[Problem to solve]: Retype all of the entries that appear below, keeping them exactly as they are.

■ ■ ■ ■ ■ ■ ■

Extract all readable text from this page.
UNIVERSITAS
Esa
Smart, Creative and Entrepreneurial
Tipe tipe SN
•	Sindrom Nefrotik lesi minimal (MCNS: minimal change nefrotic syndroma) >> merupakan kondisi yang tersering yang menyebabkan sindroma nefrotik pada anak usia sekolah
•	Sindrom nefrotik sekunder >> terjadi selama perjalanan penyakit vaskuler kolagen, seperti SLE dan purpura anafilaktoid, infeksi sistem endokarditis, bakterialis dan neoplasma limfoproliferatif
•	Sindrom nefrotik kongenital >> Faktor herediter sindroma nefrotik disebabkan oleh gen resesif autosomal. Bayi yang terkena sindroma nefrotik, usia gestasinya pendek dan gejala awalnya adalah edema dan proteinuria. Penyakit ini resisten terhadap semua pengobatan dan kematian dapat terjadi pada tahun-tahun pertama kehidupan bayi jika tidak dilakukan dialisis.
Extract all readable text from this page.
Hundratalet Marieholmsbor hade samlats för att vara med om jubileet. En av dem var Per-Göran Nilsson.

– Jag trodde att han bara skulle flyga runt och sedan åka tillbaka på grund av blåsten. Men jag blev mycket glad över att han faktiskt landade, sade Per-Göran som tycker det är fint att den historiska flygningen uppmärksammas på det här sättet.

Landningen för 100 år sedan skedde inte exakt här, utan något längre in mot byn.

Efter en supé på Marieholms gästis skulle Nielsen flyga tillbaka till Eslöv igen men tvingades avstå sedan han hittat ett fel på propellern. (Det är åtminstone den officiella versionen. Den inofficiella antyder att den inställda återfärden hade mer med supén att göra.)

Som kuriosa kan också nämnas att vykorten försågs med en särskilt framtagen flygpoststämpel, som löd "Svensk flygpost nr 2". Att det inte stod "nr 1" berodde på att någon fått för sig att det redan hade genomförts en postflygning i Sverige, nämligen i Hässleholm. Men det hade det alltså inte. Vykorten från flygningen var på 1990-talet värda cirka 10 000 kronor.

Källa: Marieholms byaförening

■ ■ ■ ■ ■ ■ ■

[Solution below]:
Extract all readable text from this page.
UNIVERSITAS
Esa
Smart, Creative and Entrepreneurial
Tipe tipe SN
•	Sindrom Nefrotik lesi minimal (MCNS: minimal change nefrotic syndroma) >> merupakan kondisi yang tersering yang menyebabkan sindroma nefrotik pada anak usia sekolah
•	Sindrom nefrotik sekunder >> terjadi selama perjalanan penyakit vaskuler kolagen, seperti SLE dan purpura anafilaktoid, infeksi sistem endokarditis, bakterialis dan neoplasma limfoproliferatif
•	Sindrom nefrotik kongenital >> Faktor herediter sindroma nefrotik disebabkan oleh gen resesif autosomal. Bayi yang terkena sindroma nefrotik, usia gestasinya pendek dan gejala awalnya adalah edema dan proteinuria. Penyakit ini resisten terhadap semua pengobatan dan kematian dapat terjadi pada tahun-tahun pertama kehidupan bayi jika tidak dilakukan dialisis.
Extract all readable text from this page.
Hundratalet Marieholmsbor hade samlats för att vara med om jubileet. En av dem var Per-Göran Nilsson.

– Jag trodde att han bara skulle flyga runt och sedan åka tillbaka på grund av blåsten. Men jag blev mycket glad över att han faktiskt landade, sade Per-Göran som tycker det är fint att den historiska flygningen uppmärksammas på det här sättet.

Landningen för 100 år sedan skedde inte exakt här, utan något längre in mot byn.

Efter en supé på Marieholms gästis skulle Nielsen flyga tillbaka till Eslöv igen men tvingades avstå sedan han hittat ett fel på propellern. (Det är åtminstone den officiella versionen. Den inofficiella antyder att den inställda återfärden hade mer med supén att göra.)

Som kuriosa kan också nämnas att vykorten försågs med en särskilt framtagen flygpoststämpel, som löd "Svensk flygpost nr 2". Att det inte stod "nr 1" berodde på att någon fått för sig att det redan hade genomförts en postflygning i Sverige, nämligen i Hässleholm. Men det hade det alltså inte. Vykorten från flygningen var på 1990-talet värda cirka 10 000 kronor.

Källa: Marieholms byaförening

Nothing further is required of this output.